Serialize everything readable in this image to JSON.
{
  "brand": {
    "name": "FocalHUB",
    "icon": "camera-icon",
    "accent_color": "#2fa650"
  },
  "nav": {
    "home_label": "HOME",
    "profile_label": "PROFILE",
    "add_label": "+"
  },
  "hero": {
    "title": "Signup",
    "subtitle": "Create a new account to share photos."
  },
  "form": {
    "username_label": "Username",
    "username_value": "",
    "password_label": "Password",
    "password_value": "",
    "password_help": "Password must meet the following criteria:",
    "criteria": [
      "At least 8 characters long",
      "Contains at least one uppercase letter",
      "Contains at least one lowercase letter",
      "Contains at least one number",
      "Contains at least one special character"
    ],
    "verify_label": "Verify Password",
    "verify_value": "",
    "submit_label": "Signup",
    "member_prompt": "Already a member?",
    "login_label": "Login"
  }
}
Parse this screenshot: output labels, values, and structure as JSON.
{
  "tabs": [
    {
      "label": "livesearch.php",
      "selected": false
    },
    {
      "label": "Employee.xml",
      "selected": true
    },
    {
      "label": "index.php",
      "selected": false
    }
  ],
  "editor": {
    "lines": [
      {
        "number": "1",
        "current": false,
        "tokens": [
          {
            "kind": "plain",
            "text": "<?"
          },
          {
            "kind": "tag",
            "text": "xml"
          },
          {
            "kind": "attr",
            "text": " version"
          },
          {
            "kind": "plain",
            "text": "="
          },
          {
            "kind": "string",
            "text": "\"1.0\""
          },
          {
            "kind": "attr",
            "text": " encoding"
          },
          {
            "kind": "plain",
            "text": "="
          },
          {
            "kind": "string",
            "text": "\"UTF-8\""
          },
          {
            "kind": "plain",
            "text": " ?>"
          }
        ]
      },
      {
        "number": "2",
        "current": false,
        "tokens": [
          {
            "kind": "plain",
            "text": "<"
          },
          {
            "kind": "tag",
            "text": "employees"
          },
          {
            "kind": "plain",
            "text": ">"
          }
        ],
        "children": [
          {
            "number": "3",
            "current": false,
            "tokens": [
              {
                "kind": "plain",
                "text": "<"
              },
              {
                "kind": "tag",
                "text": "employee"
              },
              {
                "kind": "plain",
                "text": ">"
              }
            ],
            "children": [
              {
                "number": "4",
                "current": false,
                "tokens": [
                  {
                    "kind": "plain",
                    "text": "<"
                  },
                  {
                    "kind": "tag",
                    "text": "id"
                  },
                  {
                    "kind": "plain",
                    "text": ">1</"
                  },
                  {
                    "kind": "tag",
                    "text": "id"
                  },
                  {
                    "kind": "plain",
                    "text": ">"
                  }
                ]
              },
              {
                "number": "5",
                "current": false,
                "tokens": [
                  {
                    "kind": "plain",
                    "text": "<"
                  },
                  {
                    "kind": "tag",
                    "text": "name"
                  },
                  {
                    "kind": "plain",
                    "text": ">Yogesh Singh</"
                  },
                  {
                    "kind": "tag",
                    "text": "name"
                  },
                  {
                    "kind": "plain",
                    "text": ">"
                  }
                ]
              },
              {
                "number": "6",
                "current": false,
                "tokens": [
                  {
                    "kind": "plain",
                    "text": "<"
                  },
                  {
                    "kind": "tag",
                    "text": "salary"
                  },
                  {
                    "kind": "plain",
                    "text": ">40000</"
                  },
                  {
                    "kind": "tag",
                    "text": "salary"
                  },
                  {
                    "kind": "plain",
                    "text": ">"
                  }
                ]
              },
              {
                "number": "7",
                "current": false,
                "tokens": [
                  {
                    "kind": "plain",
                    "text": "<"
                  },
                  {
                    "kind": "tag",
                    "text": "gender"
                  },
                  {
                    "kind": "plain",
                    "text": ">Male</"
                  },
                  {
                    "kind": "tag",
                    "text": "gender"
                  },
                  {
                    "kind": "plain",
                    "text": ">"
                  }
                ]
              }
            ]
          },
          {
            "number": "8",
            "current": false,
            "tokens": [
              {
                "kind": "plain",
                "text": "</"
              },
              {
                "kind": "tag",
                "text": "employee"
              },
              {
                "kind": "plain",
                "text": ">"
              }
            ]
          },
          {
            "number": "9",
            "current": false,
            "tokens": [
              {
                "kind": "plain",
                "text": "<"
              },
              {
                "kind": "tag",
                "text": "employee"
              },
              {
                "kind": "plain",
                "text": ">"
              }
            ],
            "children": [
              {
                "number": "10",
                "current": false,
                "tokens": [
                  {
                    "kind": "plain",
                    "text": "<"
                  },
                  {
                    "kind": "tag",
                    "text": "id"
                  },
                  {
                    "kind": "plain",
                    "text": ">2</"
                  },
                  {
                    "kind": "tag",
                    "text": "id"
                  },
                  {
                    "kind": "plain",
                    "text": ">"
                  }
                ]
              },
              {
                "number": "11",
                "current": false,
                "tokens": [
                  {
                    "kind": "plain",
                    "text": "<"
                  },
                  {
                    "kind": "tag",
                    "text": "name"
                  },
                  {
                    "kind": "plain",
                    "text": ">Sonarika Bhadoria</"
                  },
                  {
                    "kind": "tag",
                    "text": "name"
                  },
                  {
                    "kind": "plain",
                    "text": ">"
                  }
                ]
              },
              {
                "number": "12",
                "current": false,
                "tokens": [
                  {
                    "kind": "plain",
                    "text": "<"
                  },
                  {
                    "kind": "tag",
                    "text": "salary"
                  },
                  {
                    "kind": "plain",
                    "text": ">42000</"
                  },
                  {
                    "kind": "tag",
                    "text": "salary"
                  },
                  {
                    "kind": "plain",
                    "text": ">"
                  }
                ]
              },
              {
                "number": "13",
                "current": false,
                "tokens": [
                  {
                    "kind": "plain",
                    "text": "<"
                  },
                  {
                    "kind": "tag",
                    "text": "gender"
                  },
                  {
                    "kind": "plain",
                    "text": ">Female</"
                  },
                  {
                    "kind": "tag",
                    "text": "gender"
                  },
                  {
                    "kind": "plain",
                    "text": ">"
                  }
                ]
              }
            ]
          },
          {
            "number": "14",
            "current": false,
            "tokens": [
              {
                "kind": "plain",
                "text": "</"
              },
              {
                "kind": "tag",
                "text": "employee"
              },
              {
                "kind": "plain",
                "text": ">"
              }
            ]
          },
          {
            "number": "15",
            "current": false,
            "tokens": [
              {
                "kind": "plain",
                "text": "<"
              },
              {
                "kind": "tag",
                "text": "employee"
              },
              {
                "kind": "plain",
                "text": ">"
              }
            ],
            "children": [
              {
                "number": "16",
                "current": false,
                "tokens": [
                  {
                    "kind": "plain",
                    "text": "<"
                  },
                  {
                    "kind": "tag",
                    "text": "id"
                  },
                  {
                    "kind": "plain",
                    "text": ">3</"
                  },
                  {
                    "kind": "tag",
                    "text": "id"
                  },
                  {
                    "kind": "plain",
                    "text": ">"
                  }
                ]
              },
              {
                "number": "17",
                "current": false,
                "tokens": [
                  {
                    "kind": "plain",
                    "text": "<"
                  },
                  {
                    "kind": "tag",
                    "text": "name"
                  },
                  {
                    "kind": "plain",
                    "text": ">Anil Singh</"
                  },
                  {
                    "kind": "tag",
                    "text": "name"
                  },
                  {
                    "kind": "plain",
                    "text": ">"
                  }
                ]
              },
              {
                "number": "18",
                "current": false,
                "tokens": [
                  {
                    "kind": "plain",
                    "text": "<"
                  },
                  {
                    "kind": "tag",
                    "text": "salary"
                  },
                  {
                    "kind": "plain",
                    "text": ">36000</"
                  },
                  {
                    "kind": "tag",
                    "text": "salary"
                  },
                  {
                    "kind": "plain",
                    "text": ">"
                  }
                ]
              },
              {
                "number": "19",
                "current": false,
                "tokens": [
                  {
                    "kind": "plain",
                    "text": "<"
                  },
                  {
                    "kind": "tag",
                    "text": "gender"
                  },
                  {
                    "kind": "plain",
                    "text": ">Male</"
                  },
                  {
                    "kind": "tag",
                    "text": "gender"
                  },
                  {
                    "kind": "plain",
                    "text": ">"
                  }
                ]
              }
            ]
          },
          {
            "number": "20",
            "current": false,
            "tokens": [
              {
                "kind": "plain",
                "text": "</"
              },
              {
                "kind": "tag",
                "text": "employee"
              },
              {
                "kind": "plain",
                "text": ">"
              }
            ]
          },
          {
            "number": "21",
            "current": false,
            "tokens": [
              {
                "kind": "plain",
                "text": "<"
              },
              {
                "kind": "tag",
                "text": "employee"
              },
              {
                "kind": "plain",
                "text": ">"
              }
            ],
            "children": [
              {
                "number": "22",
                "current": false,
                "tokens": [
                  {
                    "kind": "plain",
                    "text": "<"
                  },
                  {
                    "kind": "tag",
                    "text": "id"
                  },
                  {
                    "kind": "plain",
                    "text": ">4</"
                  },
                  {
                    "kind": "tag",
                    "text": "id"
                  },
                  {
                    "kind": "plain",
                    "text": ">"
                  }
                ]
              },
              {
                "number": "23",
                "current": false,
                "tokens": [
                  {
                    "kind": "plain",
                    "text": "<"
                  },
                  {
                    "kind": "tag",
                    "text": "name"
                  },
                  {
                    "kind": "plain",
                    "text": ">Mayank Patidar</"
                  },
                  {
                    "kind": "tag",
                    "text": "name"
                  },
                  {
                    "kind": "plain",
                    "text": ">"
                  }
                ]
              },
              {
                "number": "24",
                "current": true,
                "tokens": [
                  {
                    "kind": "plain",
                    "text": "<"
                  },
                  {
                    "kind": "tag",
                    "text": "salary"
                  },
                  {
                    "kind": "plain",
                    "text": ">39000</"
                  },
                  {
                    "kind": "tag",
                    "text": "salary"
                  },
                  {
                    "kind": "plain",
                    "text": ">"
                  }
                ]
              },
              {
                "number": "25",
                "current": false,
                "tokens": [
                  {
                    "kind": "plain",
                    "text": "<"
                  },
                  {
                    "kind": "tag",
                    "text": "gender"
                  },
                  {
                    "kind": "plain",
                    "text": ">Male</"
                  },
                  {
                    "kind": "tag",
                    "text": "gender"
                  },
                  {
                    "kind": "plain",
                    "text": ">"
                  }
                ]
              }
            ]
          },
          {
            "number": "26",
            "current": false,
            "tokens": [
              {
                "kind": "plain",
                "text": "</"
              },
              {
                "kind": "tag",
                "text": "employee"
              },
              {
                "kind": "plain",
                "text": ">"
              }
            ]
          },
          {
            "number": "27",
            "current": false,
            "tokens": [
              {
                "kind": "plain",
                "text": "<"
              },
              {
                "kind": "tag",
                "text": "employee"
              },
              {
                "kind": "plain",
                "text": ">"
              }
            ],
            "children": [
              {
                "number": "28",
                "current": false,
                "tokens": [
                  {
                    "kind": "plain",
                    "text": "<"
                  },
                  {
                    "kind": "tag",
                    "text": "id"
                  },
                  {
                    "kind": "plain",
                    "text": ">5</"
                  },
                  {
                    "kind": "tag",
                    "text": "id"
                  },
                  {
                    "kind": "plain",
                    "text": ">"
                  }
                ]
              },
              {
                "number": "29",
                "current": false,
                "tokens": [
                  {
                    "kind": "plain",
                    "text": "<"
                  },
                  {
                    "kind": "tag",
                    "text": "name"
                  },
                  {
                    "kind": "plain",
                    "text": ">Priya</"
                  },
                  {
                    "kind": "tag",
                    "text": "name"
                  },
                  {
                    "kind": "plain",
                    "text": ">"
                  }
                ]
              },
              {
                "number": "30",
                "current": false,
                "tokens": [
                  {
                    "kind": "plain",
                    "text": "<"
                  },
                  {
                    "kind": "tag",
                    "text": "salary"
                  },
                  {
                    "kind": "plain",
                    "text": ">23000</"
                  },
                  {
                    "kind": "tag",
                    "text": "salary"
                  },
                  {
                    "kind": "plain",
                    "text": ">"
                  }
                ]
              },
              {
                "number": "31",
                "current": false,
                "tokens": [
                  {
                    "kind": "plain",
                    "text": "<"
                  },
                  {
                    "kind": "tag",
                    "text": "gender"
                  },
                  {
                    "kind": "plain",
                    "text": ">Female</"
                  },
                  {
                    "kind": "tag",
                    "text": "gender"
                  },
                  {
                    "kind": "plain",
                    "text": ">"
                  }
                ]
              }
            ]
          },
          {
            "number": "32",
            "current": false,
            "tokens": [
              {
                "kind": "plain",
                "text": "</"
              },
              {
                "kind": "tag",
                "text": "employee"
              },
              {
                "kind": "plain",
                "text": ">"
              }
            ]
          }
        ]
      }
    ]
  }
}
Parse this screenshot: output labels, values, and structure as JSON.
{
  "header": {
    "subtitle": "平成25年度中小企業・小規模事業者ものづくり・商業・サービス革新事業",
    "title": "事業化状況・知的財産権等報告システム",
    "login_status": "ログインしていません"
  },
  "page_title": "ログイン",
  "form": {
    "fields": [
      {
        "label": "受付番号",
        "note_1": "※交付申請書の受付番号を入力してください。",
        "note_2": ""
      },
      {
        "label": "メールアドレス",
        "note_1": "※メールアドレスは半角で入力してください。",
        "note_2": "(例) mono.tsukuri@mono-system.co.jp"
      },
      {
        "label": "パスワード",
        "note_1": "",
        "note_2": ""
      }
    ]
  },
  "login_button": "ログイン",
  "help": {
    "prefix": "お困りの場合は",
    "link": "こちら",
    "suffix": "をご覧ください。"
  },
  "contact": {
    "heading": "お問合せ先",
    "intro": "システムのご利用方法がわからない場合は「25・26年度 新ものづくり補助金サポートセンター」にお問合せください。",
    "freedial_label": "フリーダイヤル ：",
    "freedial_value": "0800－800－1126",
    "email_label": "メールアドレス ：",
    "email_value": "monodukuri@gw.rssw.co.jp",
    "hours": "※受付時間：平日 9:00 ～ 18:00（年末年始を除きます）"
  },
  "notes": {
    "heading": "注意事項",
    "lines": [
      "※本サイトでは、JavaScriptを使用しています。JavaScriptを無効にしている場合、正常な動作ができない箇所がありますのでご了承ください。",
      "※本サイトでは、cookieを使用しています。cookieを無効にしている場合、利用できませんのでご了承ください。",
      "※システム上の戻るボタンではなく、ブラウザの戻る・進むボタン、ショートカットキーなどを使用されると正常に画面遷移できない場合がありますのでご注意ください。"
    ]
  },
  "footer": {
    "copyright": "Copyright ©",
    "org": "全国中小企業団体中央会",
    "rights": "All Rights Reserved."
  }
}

==*==

- _Aim_
Whichever lines contain the string "criteria", select and copy them.

- _Solution to this exercise_
    "password_help": "Password must meet the following criteria:",
    "criteria": [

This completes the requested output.